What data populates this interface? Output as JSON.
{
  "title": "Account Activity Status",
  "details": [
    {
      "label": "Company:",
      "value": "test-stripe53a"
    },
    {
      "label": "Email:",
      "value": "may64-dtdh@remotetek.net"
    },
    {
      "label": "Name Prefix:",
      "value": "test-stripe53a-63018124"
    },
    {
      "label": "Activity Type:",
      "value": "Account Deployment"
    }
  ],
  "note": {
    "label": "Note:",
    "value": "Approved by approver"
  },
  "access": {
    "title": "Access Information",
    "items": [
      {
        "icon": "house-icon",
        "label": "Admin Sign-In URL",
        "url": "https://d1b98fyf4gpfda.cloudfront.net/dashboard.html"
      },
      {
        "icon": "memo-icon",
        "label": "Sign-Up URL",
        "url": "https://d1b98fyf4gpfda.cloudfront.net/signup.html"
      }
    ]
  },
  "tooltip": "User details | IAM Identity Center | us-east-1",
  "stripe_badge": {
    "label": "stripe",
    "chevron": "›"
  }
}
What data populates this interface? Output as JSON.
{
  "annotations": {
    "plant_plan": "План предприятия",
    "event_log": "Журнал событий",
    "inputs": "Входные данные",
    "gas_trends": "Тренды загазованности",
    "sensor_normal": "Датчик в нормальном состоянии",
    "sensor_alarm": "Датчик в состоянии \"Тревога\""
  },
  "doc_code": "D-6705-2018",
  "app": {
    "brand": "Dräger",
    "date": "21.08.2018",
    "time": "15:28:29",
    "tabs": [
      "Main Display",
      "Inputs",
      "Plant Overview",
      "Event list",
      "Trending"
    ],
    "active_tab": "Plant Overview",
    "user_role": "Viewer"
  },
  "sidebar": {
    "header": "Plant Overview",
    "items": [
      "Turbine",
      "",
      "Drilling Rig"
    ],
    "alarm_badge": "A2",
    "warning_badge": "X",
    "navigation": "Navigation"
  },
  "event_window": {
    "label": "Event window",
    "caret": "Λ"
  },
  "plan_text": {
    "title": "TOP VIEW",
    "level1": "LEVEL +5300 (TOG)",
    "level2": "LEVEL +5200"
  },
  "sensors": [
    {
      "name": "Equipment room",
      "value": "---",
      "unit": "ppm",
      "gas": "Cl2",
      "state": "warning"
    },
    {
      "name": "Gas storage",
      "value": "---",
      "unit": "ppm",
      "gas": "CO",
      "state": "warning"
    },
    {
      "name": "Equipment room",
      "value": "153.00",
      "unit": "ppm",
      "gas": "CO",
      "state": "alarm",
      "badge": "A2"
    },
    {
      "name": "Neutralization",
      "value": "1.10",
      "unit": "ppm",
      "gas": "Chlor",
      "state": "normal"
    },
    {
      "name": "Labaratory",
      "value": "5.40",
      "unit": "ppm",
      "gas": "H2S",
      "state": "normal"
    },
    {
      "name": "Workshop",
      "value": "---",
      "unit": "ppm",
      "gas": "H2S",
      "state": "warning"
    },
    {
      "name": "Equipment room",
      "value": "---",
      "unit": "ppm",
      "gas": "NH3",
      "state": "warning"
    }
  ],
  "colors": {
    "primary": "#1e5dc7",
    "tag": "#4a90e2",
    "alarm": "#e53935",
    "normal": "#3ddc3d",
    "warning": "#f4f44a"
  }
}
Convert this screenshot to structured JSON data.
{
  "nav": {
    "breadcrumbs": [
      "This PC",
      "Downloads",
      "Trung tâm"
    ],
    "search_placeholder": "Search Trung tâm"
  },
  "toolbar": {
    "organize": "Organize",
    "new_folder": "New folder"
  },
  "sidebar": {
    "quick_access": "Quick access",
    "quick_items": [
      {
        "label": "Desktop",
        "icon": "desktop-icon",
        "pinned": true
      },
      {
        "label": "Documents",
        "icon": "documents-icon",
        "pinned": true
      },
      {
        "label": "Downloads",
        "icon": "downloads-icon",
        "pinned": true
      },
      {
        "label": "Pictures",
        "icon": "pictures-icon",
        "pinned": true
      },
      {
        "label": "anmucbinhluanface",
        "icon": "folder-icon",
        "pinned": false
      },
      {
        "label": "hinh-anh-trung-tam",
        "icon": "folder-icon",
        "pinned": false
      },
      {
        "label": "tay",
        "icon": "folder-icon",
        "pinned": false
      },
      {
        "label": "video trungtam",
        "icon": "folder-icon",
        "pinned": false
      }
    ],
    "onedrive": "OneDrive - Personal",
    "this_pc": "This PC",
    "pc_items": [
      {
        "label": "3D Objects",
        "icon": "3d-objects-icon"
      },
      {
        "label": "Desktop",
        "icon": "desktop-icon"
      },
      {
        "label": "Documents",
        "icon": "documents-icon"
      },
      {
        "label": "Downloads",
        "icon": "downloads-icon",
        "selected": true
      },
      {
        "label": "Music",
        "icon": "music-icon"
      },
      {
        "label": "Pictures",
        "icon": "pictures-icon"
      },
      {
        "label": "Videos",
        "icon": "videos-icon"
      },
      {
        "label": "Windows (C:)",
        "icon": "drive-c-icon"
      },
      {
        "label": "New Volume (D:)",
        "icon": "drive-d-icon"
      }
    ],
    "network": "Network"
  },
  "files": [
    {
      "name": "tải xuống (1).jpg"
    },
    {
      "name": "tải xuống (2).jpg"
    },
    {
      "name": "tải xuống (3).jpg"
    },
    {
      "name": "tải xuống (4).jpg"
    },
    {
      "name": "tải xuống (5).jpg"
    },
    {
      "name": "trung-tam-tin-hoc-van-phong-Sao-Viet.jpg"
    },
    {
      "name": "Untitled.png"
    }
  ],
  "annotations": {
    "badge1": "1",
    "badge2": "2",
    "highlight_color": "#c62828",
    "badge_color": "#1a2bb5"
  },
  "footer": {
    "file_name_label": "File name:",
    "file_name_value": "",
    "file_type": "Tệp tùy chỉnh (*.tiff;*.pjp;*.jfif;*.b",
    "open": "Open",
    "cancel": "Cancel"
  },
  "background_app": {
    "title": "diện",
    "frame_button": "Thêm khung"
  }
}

..............................

#### [WHAT YOU SHOULD DO]
Nothing should be left out: return all of the records exactly.

#### [CORRECT OUTPUT]
What data populates this interface? Output as JSON.
{
  "title": "Account Activity Status",
  "details": [
    {
      "label": "Company:",
      "value": "test-stripe53a"
    },
    {
      "label": "Email:",
      "value": "may64-dtdh@remotetek.net"
    },
    {
      "label": "Name Prefix:",
      "value": "test-stripe53a-63018124"
    },
    {
      "label": "Activity Type:",
      "value": "Account Deployment"
    }
  ],
  "note": {
    "label": "Note:",
    "value": "Approved by approver"
  },
  "access": {
    "title": "Access Information",
    "items": [
      {
        "icon": "house-icon",
        "label": "Admin Sign-In URL",
        "url": "https://d1b98fyf4gpfda.cloudfront.net/dashboard.html"
      },
      {
        "icon": "memo-icon",
        "label": "Sign-Up URL",
        "url": "https://d1b98fyf4gpfda.cloudfront.net/signup.html"
      }
    ]
  },
  "tooltip": "User details | IAM Identity Center | us-east-1",
  "stripe_badge": {
    "label": "stripe",
    "chevron": "›"
  }
}
What data populates this interface? Output as JSON.
{
  "annotations": {
    "plant_plan": "План предприятия",
    "event_log": "Журнал событий",
    "inputs": "Входные данные",
    "gas_trends": "Тренды загазованности",
    "sensor_normal": "Датчик в нормальном состоянии",
    "sensor_alarm": "Датчик в состоянии \"Тревога\""
  },
  "doc_code": "D-6705-2018",
  "app": {
    "brand": "Dräger",
    "date": "21.08.2018",
    "time": "15:28:29",
    "tabs": [
      "Main Display",
      "Inputs",
      "Plant Overview",
      "Event list",
      "Trending"
    ],
    "active_tab": "Plant Overview",
    "user_role": "Viewer"
  },
  "sidebar": {
    "header": "Plant Overview",
    "items": [
      "Turbine",
      "",
      "Drilling Rig"
    ],
    "alarm_badge": "A2",
    "warning_badge": "X",
    "navigation": "Navigation"
  },
  "event_window": {
    "label": "Event window",
    "caret": "Λ"
  },
  "plan_text": {
    "title": "TOP VIEW",
    "level1": "LEVEL +5300 (TOG)",
    "level2": "LEVEL +5200"
  },
  "sensors": [
    {
      "name": "Equipment room",
      "value": "---",
      "unit": "ppm",
      "gas": "Cl2",
      "state": "warning"
    },
    {
      "name": "Gas storage",
      "value": "---",
      "unit": "ppm",
      "gas": "CO",
      "state": "warning"
    },
    {
      "name": "Equipment room",
      "value": "153.00",
      "unit": "ppm",
      "gas": "CO",
      "state": "alarm",
      "badge": "A2"
    },
    {
      "name": "Neutralization",
      "value": "1.10",
      "unit": "ppm",
      "gas": "Chlor",
      "state": "normal"
    },
    {
      "name": "Labaratory",
      "value": "5.40",
      "unit": "ppm",
      "gas": "H2S",
      "state": "normal"
    },
    {
      "name": "Workshop",
      "value": "---",
      "unit": "ppm",
      "gas": "H2S",
      "state": "warning"
    },
    {
      "name": "Equipment room",
      "value": "---",
      "unit": "ppm",
      "gas": "NH3",
      "state": "warning"
    }
  ],
  "colors": {
    "primary": "#1e5dc7",
    "tag": "#4a90e2",
    "alarm": "#e53935",
    "normal": "#3ddc3d",
    "warning": "#f4f44a"
  }
}
Convert this screenshot to structured JSON data.
{
  "nav": {
    "breadcrumbs": [
      "This PC",
      "Downloads",
      "Trung tâm"
    ],
    "search_placeholder": "Search Trung tâm"
  },
  "toolbar": {
    "organize": "Organize",
    "new_folder": "New folder"
  },
  "sidebar": {
    "quick_access": "Quick access",
    "quick_items": [
      {
        "label": "Desktop",
        "icon": "desktop-icon",
        "pinned": true
      },
      {
        "label": "Documents",
        "icon": "documents-icon",
        "pinned": true
      },
      {
        "label": "Downloads",
        "icon": "downloads-icon",
        "pinned": true
      },
      {
        "label": "Pictures",
        "icon": "pictures-icon",
        "pinned": true
      },
      {
        "label": "anmucbinhluanface",
        "icon": "folder-icon",
        "pinned": false
      },
      {
        "label": "hinh-anh-trung-tam",
        "icon": "folder-icon",
        "pinned": false
      },
      {
        "label": "tay",
        "icon": "folder-icon",
        "pinned": false
      },
      {
        "label": "video trungtam",
        "icon": "folder-icon",
        "pinned": false
      }
    ],
    "onedrive": "OneDrive - Personal",
    "this_pc": "This PC",
    "pc_items": [
      {
        "label": "3D Objects",
        "icon": "3d-objects-icon"
      },
      {
        "label": "Desktop",
        "icon": "desktop-icon"
      },
      {
        "label": "Documents",
        "icon": "documents-icon"
      },
      {
        "label": "Downloads",
        "icon": "downloads-icon",
        "selected": true
      },
      {
        "label": "Music",
        "icon": "music-icon"
      },
      {
        "label": "Pictures",
        "icon": "pictures-icon"
      },
      {
        "label": "Videos",
        "icon": "videos-icon"
      },
      {
        "label": "Windows (C:)",
        "icon": "drive-c-icon"
      },
      {
        "label": "New Volume (D:)",
        "icon": "drive-d-icon"
      }
    ],
    "network": "Network"
  },
  "files": [
    {
      "name": "tải xuống (1).jpg"
    },
    {
      "name": "tải xuống (2).jpg"
    },
    {
      "name": "tải xuống (3).jpg"
    },
    {
      "name": "tải xuống (4).jpg"
    },
    {
      "name": "tải xuống (5).jpg"
    },
    {
      "name": "trung-tam-tin-hoc-van-phong-Sao-Viet.jpg"
    },
    {
      "name": "Untitled.png"
    }
  ],
  "annotations": {
    "badge1": "1",
    "badge2": "2",
    "highlight_color": "#c62828",
    "badge_color": "#1a2bb5"
  },
  "footer": {
    "file_name_label": "File name:",
    "file_name_value": "",
    "file_type": "Tệp tùy chỉnh (*.tiff;*.pjp;*.jfif;*.b",
    "open": "Open",
    "cancel": "Cancel"
  },
  "background_app": {
    "title": "diện",
    "frame_button": "Thêm khung"
  }
}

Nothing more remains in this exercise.